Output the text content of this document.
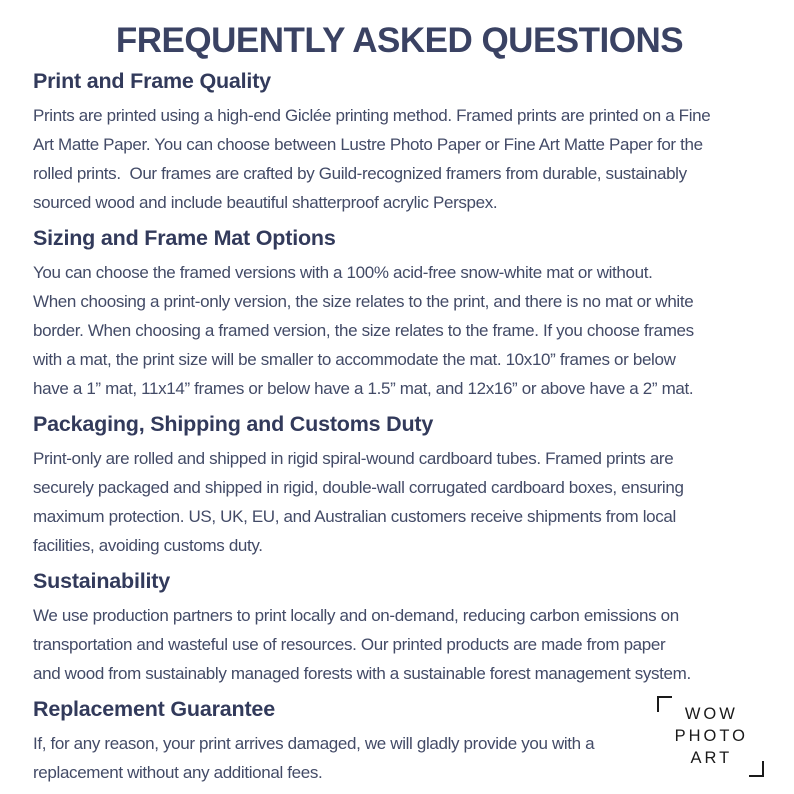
FREQUENTLY ASKED QUESTIONS
Print and Frame Quality

Prints are printed using a high-end Giclée printing method. Framed prints are printed on a Fine
Art Matte Paper. You can choose between Lustre Photo Paper or Fine Art Matte Paper for the
rolled prints.  Our frames are crafted by Guild-recognized framers from durable, sustainably
sourced wood and include beautiful shatterproof acrylic Perspex.

Sizing and Frame Mat Options

You can choose the framed versions with a 100% acid-free snow-white mat or without.
When choosing a print-only version, the size relates to the print, and there is no mat or white
border. When choosing a framed version, the size relates to the frame. If you choose frames
with a mat, the print size will be smaller to accommodate the mat. 10x10” frames or below
have a 1” mat, 11x14” frames or below have a 1.5” mat, and 12x16” or above have a 2” mat.

Packaging, Shipping and Customs Duty

Print-only are rolled and shipped in rigid spiral-wound cardboard tubes. Framed prints are
securely packaged and shipped in rigid, double-wall corrugated cardboard boxes, ensuring
maximum protection. US, UK, EU, and Australian customers receive shipments from local
facilities, avoiding customs duty.

Sustainability

We use production partners to print locally and on-demand, reducing carbon emissions on
transportation and wasteful use of resources. Our printed products are made from paper
and wood from sustainably managed forests with a sustainable forest management system.

Replacement Guarantee

If, for any reason, your print arrives damaged, we will gladly provide you with a
replacement without any additional fees.

WOW
PHOTO
ART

Task instructions ::
Copy out each line exactly, without the pictures.

Result of this task ::
Output the text content of this document.
FREQUENTLY ASKED QUESTIONS
Print and Frame Quality

Prints are printed using a high-end Giclée printing method. Framed prints are printed on a Fine
Art Matte Paper. You can choose between Lustre Photo Paper or Fine Art Matte Paper for the
rolled prints.  Our frames are crafted by Guild-recognized framers from durable, sustainably
sourced wood and include beautiful shatterproof acrylic Perspex.

Sizing and Frame Mat Options

You can choose the framed versions with a 100% acid-free snow-white mat or without.
When choosing a print-only version, the size relates to the print, and there is no mat or white
border. When choosing a framed version, the size relates to the frame. If you choose frames
with a mat, the print size will be smaller to accommodate the mat. 10x10” frames or below
have a 1” mat, 11x14” frames or below have a 1.5” mat, and 12x16” or above have a 2” mat.

Packaging, Shipping and Customs Duty

Print-only are rolled and shipped in rigid spiral-wound cardboard tubes. Framed prints are
securely packaged and shipped in rigid, double-wall corrugated cardboard boxes, ensuring
maximum protection. US, UK, EU, and Australian customers receive shipments from local
facilities, avoiding customs duty.

Sustainability

We use production partners to print locally and on-demand, reducing carbon emissions on
transportation and wasteful use of resources. Our printed products are made from paper
and wood from sustainably managed forests with a sustainable forest management system.

Replacement Guarantee

If, for any reason, your print arrives damaged, we will gladly provide you with a
replacement without any additional fees.

WOW
PHOTO
ART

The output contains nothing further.